»»

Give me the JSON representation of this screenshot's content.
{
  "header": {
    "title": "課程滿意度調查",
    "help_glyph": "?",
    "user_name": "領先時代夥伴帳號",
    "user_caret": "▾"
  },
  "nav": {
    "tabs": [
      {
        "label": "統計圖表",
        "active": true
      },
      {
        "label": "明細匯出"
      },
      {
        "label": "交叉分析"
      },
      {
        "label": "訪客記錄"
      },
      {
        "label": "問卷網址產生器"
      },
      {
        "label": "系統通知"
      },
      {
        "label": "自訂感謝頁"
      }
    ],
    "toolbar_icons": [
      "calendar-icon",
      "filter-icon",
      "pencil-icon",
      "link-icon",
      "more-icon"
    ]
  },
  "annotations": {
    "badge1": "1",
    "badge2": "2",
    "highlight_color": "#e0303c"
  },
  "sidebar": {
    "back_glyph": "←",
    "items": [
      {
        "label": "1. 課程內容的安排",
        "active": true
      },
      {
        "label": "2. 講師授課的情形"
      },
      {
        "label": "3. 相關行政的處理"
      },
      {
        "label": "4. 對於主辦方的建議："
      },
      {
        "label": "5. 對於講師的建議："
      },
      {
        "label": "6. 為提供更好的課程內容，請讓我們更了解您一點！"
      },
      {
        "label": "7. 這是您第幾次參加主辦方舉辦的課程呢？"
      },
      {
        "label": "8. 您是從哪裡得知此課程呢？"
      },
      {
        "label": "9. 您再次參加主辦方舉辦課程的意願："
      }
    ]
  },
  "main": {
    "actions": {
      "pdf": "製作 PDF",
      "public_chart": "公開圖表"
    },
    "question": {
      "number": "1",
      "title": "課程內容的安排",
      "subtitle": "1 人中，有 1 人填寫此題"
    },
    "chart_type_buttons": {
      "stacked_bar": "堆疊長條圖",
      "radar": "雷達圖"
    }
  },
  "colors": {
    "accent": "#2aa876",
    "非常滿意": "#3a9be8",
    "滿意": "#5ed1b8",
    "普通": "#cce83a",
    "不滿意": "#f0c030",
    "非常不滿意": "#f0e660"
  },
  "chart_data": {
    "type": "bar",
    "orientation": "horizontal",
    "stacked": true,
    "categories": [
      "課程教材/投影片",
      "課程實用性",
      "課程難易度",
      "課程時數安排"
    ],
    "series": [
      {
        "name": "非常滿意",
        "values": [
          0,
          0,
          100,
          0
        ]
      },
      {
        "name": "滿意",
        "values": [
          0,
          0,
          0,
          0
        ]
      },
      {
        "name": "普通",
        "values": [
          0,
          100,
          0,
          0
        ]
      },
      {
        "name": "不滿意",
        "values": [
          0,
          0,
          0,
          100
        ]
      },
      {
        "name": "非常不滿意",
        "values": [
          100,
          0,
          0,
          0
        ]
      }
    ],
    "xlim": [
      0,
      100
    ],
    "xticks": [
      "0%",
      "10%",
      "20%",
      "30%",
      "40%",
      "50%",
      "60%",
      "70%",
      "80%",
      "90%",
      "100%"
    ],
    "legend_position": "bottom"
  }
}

««

Required work
Transcribe the material exactly as it reads.

Expected answer
Give me the JSON representation of this screenshot's content.
{
  "header": {
    "title": "課程滿意度調查",
    "help_glyph": "?",
    "user_name": "領先時代夥伴帳號",
    "user_caret": "▾"
  },
  "nav": {
    "tabs": [
      {
        "label": "統計圖表",
        "active": true
      },
      {
        "label": "明細匯出"
      },
      {
        "label": "交叉分析"
      },
      {
        "label": "訪客記錄"
      },
      {
        "label": "問卷網址產生器"
      },
      {
        "label": "系統通知"
      },
      {
        "label": "自訂感謝頁"
      }
    ],
    "toolbar_icons": [
      "calendar-icon",
      "filter-icon",
      "pencil-icon",
      "link-icon",
      "more-icon"
    ]
  },
  "annotations": {
    "badge1": "1",
    "badge2": "2",
    "highlight_color": "#e0303c"
  },
  "sidebar": {
    "back_glyph": "←",
    "items": [
      {
        "label": "1. 課程內容的安排",
        "active": true
      },
      {
        "label": "2. 講師授課的情形"
      },
      {
        "label": "3. 相關行政的處理"
      },
      {
        "label": "4. 對於主辦方的建議："
      },
      {
        "label": "5. 對於講師的建議："
      },
      {
        "label": "6. 為提供更好的課程內容，請讓我們更了解您一點！"
      },
      {
        "label": "7. 這是您第幾次參加主辦方舉辦的課程呢？"
      },
      {
        "label": "8. 您是從哪裡得知此課程呢？"
      },
      {
        "label": "9. 您再次參加主辦方舉辦課程的意願："
      }
    ]
  },
  "main": {
    "actions": {
      "pdf": "製作 PDF",
      "public_chart": "公開圖表"
    },
    "question": {
      "number": "1",
      "title": "課程內容的安排",
      "subtitle": "1 人中，有 1 人填寫此題"
    },
    "chart_type_buttons": {
      "stacked_bar": "堆疊長條圖",
      "radar": "雷達圖"
    }
  },
  "colors": {
    "accent": "#2aa876",
    "非常滿意": "#3a9be8",
    "滿意": "#5ed1b8",
    "普通": "#cce83a",
    "不滿意": "#f0c030",
    "非常不滿意": "#f0e660"
  },
  "chart_data": {
    "type": "bar",
    "orientation": "horizontal",
    "stacked": true,
    "categories": [
      "課程教材/投影片",
      "課程實用性",
      "課程難易度",
      "課程時數安排"
    ],
    "series": [
      {
        "name": "非常滿意",
        "values": [
          0,
          0,
          100,
          0
        ]
      },
      {
        "name": "滿意",
        "values": [
          0,
          0,
          0,
          0
        ]
      },
      {
        "name": "普通",
        "values": [
          0,
          100,
          0,
          0
        ]
      },
      {
        "name": "不滿意",
        "values": [
          0,
          0,
          0,
          100
        ]
      },
      {
        "name": "非常不滿意",
        "values": [
          100,
          0,
          0,
          0
        ]
      }
    ],
    "xlim": [
      0,
      100
    ],
    "xticks": [
      "0%",
      "10%",
      "20%",
      "30%",
      "40%",
      "50%",
      "60%",
      "70%",
      "80%",
      "90%",
      "100%"
    ],
    "legend_position": "bottom"
  }
}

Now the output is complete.